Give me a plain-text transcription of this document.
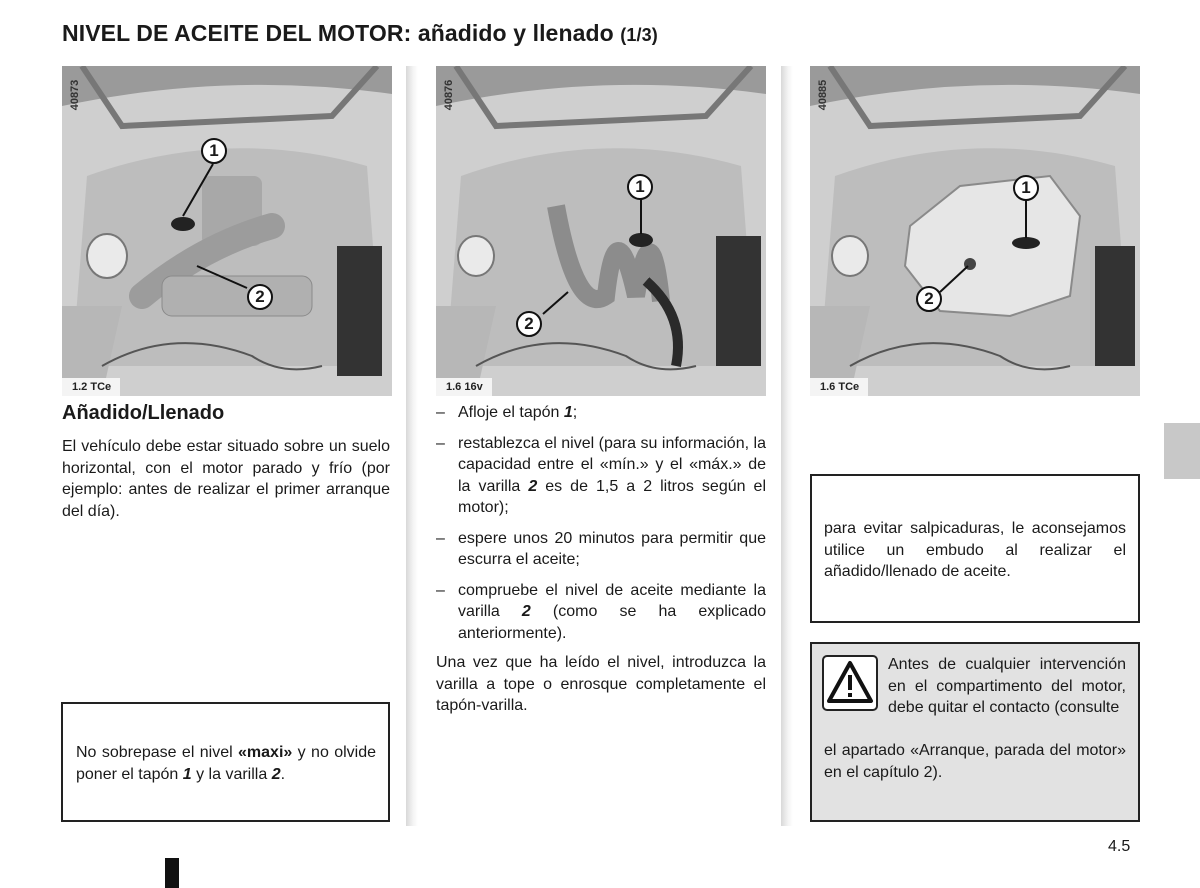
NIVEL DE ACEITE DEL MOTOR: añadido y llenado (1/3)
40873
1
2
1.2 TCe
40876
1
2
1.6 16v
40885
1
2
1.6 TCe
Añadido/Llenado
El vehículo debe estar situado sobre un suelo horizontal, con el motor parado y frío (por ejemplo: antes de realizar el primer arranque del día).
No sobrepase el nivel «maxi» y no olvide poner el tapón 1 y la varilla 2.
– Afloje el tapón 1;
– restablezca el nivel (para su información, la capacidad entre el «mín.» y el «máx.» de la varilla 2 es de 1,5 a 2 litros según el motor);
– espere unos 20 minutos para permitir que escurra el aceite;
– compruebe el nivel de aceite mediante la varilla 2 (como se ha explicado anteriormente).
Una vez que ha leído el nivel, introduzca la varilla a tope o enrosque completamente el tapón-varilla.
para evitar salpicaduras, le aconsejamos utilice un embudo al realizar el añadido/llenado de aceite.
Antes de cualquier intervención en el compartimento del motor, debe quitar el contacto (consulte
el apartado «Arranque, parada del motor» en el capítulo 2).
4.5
##########
WRITTEN TASK:
Repeat the material above word for word and skip every image in it.

FINISHED ANSWER:
Give me a plain-text transcription of this document.
NIVEL DE ACEITE DEL MOTOR: añadido y llenado (1/3)
40873
1
2
1.2 TCe
40876
1
2
1.6 16v
40885
1
2
1.6 TCe
Añadido/Llenado
El vehículo debe estar situado sobre un suelo horizontal, con el motor parado y frío (por ejemplo: antes de realizar el primer arranque del día).
No sobrepase el nivel «maxi» y no olvide poner el tapón 1 y la varilla 2.
– Afloje el tapón 1;
– restablezca el nivel (para su información, la capacidad entre el «mín.» y el «máx.» de la varilla 2 es de 1,5 a 2 litros según el motor);
– espere unos 20 minutos para permitir que escurra el aceite;
– compruebe el nivel de aceite mediante la varilla 2 (como se ha explicado anteriormente).
Una vez que ha leído el nivel, introduzca la varilla a tope o enrosque completamente el tapón-varilla.
para evitar salpicaduras, le aconsejamos utilice un embudo al realizar el añadido/llenado de aceite.
Antes de cualquier intervención en el compartimento del motor, debe quitar el contacto (consulte
el apartado «Arranque, parada del motor» en el capítulo 2).
4.5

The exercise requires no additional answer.